::: Dataset :::

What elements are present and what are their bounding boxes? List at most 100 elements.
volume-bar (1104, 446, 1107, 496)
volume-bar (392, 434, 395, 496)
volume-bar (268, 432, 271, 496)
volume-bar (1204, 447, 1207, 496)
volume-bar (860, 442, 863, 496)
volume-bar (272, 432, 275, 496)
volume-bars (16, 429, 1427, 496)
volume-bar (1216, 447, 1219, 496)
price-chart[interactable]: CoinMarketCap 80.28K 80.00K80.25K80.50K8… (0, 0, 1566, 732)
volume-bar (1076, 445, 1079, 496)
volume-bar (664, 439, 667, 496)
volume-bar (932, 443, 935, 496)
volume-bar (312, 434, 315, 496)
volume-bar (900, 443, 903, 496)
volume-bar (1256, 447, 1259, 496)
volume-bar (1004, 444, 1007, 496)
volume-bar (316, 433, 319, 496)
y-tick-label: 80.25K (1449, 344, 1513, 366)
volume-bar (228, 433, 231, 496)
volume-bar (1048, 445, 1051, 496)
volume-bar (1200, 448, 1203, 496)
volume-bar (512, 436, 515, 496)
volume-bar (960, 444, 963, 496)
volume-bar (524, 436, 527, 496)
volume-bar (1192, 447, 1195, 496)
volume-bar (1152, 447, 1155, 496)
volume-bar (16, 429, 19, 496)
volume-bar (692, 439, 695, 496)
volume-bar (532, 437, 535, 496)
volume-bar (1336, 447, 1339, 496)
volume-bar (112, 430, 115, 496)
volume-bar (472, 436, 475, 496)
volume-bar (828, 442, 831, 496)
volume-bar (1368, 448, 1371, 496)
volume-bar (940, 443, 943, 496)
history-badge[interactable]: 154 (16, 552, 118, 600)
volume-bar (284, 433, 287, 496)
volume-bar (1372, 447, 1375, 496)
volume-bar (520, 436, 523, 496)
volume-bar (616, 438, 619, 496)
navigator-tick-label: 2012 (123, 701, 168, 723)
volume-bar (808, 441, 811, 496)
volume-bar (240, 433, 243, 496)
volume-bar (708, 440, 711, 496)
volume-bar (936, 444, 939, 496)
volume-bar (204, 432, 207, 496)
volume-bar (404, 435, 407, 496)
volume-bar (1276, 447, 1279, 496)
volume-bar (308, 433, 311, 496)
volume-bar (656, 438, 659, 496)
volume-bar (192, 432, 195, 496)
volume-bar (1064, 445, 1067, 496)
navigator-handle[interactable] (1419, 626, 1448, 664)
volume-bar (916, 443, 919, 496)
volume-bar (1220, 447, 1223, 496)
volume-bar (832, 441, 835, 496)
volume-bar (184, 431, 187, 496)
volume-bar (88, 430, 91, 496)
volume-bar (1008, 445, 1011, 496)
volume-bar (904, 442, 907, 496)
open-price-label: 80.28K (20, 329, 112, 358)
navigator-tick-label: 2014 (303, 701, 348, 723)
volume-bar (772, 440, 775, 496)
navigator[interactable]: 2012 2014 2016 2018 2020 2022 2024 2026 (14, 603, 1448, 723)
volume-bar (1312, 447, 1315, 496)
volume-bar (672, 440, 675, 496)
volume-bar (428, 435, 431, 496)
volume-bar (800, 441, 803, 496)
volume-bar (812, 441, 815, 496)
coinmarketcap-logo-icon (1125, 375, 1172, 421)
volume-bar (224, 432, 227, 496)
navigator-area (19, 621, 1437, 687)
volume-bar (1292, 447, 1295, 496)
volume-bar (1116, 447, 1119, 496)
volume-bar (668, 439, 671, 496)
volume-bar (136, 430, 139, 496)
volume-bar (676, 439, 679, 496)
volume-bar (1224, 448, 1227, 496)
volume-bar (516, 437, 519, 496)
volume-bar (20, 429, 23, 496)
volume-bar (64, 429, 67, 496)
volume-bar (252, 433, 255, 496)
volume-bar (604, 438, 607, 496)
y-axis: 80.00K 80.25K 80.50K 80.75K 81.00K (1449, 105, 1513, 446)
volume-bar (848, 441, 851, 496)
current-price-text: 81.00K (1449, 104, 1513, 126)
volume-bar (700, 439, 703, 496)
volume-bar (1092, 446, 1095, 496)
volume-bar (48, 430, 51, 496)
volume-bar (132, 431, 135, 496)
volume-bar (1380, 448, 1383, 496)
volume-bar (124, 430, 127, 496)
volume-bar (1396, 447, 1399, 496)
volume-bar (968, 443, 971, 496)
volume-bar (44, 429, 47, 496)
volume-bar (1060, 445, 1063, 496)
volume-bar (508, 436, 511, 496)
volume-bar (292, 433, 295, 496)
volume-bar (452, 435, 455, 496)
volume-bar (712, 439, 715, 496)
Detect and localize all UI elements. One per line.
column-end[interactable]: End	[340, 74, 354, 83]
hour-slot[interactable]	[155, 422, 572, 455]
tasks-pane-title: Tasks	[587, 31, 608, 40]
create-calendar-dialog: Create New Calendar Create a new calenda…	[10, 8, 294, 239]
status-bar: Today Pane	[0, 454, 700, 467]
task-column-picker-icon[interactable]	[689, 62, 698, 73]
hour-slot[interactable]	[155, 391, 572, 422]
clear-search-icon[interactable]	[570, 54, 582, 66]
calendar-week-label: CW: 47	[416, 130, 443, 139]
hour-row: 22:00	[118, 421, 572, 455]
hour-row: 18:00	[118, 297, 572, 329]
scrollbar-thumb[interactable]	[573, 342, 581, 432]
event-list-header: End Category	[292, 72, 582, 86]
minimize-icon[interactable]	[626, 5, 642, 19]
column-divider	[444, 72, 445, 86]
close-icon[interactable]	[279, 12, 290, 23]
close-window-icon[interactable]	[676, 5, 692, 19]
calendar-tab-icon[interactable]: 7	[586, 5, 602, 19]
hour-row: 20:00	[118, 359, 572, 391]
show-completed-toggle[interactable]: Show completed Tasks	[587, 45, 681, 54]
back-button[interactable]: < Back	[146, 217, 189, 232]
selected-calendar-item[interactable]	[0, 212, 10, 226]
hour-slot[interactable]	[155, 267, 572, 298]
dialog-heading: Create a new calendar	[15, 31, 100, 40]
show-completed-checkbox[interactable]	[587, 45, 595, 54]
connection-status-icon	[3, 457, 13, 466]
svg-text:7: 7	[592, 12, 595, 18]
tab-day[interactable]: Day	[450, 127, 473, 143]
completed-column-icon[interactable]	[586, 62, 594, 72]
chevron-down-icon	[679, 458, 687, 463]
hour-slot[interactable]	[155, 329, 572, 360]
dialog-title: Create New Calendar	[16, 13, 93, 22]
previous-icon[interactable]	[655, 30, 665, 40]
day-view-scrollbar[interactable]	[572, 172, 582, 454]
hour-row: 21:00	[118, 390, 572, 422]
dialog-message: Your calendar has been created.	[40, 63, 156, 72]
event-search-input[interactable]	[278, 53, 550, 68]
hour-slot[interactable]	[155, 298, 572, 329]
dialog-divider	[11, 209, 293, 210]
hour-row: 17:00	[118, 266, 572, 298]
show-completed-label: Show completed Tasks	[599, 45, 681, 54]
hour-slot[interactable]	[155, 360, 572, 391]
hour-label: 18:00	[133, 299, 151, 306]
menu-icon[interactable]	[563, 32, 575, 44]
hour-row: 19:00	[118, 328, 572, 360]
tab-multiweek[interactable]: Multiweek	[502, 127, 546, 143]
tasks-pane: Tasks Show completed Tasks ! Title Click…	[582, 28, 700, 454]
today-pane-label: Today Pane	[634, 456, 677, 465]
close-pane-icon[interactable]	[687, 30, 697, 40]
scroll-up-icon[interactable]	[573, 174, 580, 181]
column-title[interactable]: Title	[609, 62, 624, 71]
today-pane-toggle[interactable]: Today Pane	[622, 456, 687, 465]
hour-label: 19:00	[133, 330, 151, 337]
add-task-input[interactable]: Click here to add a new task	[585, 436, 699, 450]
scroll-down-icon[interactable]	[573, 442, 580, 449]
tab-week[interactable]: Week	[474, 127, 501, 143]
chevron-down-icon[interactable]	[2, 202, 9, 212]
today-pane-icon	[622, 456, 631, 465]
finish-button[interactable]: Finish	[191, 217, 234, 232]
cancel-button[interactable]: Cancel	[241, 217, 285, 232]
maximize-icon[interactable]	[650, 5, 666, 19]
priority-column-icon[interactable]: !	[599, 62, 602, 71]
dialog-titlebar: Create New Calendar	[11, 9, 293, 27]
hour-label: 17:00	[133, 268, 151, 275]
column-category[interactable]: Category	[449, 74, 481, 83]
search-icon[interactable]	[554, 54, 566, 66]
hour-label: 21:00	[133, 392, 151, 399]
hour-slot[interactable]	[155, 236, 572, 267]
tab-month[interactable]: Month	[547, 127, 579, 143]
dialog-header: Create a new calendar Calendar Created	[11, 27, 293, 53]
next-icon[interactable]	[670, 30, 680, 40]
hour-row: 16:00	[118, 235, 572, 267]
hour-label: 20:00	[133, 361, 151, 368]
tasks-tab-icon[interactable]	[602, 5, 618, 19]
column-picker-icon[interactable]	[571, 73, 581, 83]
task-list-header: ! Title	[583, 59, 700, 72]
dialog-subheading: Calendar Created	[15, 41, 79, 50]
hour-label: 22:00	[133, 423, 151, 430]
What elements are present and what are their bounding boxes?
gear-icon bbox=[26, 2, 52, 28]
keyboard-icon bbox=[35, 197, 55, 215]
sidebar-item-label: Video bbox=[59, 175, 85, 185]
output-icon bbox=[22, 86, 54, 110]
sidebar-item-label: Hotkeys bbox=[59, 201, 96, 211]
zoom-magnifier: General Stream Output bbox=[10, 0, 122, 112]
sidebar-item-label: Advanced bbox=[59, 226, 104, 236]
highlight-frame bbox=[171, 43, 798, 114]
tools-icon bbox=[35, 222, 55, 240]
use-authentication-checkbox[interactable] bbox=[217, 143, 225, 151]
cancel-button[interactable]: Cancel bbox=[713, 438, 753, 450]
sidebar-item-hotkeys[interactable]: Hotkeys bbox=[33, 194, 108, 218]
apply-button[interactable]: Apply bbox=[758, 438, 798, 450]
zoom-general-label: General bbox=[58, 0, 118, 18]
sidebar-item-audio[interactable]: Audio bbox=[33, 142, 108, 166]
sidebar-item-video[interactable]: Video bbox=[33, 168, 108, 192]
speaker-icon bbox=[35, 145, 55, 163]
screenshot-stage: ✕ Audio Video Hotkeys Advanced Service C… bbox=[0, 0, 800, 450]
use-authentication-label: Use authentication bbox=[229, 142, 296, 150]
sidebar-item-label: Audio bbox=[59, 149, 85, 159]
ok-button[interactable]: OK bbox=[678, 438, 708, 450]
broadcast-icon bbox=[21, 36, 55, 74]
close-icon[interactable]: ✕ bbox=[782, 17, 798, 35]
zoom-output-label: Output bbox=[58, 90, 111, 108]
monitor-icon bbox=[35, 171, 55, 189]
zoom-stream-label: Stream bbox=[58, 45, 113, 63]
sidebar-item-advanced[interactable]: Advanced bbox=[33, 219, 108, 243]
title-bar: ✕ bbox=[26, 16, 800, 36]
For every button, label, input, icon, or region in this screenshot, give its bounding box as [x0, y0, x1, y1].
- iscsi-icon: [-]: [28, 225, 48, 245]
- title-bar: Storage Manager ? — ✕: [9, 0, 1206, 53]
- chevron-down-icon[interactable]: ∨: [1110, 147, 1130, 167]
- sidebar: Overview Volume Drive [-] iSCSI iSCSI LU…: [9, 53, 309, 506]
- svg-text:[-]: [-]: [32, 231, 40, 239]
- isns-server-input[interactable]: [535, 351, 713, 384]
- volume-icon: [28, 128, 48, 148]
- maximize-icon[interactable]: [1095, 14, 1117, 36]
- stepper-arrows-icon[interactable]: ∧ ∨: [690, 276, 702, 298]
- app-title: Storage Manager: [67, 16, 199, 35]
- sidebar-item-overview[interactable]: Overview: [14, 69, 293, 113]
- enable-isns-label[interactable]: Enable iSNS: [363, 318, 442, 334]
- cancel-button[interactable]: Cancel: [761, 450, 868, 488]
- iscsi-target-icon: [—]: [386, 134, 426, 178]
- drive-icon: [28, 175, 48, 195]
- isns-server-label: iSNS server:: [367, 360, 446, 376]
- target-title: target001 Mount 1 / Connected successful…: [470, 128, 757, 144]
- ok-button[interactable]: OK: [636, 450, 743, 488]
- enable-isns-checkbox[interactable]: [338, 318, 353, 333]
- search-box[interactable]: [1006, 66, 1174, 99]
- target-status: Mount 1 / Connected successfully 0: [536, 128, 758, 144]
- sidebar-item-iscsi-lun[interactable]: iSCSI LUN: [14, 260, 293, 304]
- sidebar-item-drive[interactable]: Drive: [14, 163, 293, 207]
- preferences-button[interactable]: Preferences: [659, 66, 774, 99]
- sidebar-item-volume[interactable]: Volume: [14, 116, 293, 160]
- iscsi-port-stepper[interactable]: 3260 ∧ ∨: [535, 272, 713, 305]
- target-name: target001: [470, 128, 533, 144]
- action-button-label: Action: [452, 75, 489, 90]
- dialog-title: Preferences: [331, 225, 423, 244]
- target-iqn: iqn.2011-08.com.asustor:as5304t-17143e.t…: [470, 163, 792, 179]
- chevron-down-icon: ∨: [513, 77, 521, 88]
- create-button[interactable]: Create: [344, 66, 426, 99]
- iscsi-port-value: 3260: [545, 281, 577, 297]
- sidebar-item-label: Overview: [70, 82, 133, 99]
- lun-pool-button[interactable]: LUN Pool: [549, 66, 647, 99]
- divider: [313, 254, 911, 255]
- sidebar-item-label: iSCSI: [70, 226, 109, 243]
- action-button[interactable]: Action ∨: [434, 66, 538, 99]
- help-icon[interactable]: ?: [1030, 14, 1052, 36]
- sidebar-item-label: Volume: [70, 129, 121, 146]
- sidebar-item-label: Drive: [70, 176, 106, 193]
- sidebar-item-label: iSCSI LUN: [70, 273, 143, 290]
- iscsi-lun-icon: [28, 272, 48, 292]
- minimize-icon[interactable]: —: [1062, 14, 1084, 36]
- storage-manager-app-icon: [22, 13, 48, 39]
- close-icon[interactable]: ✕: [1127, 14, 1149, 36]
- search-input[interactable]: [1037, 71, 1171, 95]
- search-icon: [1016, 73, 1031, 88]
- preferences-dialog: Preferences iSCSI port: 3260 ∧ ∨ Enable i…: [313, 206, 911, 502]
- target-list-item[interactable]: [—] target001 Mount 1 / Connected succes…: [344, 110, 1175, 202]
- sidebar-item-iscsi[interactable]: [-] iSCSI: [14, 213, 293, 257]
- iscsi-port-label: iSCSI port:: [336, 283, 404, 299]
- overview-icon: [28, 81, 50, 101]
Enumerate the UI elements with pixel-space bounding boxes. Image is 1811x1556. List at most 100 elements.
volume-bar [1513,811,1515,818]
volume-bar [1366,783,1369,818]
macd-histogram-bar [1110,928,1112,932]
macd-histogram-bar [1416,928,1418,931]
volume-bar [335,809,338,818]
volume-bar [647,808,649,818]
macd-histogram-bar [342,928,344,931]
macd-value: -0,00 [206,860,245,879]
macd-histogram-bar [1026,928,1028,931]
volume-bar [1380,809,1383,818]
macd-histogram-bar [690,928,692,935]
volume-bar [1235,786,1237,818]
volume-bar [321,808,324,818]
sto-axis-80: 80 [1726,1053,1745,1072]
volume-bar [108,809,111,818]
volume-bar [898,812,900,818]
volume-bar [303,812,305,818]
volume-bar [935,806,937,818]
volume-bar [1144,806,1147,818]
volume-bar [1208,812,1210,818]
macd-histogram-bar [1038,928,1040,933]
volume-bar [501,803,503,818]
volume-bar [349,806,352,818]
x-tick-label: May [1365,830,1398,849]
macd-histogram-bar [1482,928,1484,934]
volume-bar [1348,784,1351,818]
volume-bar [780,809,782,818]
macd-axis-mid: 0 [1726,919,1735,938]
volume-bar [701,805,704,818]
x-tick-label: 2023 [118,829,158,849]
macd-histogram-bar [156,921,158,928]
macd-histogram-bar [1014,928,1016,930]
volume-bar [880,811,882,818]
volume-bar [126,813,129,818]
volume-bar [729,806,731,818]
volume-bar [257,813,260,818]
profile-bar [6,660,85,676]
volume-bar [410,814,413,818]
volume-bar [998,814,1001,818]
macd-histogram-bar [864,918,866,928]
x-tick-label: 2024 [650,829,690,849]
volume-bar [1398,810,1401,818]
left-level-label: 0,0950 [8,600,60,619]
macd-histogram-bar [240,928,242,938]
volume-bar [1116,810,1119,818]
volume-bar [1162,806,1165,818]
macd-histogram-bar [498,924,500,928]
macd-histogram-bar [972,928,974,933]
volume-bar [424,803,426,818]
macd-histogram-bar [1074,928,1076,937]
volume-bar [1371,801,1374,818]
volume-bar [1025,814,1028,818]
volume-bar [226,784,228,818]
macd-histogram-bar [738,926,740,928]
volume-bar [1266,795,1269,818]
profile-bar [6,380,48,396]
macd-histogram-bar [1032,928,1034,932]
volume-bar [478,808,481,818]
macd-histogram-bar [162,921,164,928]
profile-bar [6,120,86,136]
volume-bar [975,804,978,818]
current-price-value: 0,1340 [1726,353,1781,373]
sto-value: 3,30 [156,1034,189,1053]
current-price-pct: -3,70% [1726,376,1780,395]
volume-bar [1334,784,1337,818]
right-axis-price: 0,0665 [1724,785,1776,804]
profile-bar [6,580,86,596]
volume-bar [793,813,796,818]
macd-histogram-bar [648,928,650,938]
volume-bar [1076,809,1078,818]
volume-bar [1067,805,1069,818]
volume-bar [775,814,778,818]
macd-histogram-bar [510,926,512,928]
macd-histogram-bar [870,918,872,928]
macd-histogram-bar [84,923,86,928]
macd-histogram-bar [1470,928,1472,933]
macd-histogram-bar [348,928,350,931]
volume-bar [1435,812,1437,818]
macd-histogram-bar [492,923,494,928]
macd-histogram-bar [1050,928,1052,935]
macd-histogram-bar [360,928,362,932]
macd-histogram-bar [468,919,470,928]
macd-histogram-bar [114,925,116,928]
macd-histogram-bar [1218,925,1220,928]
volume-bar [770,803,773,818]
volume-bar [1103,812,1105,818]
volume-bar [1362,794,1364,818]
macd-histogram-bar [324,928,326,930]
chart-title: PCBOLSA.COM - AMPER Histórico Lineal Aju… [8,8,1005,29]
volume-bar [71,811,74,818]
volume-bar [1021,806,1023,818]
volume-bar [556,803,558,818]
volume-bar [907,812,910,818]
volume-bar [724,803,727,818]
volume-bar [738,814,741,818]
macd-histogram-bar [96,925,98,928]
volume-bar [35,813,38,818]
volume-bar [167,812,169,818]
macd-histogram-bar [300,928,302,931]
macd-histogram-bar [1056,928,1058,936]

:::

Aim of the exercise – Beginning at the first line of the records above and stopping after the line that contains "volume-bar (472, 436, 475, 496)", present those lines as a numbered list, leaving out any blank lines.

Full solution –
1. What elements are present and what are their bounding boxes? List at most 100 elements.
2. volume-bar (1104, 446, 1107, 496)
3. volume-bar (392, 434, 395, 496)
4. volume-bar (268, 432, 271, 496)
5. volume-bar (1204, 447, 1207, 496)
6. volume-bar (860, 442, 863, 496)
7. volume-bar (272, 432, 275, 496)
8. volume-bars (16, 429, 1427, 496)
9. volume-bar (1216, 447, 1219, 496)
10. price-chart[interactable]: CoinMarketCap 80.28K 80.00K80.25K80.50K8… (0, 0, 1566, 732)
11. volume-bar (1076, 445, 1079, 496)
12. volume-bar (664, 439, 667, 496)
13. volume-bar (932, 443, 935, 496)
14. volume-bar (312, 434, 315, 496)
15. volume-bar (900, 443, 903, 496)
16. volume-bar (1256, 447, 1259, 496)
17. volume-bar (1004, 444, 1007, 496)
18. volume-bar (316, 433, 319, 496)
19. y-tick-label: 80.25K (1449, 344, 1513, 366)
20. volume-bar (228, 433, 231, 496)
21. volume-bar (1048, 445, 1051, 496)
22. volume-bar (1200, 448, 1203, 496)
23. volume-bar (512, 436, 515, 496)
24. volume-bar (960, 444, 963, 496)
25. volume-bar (524, 436, 527, 496)
26. volume-bar (1192, 447, 1195, 496)
27. volume-bar (1152, 447, 1155, 496)
28. volume-bar (16, 429, 19, 496)
29. volume-bar (692, 439, 695, 496)
30. volume-bar (532, 437, 535, 496)
31. volume-bar (1336, 447, 1339, 496)
32. volume-bar (112, 430, 115, 496)
33. volume-bar (472, 436, 475, 496)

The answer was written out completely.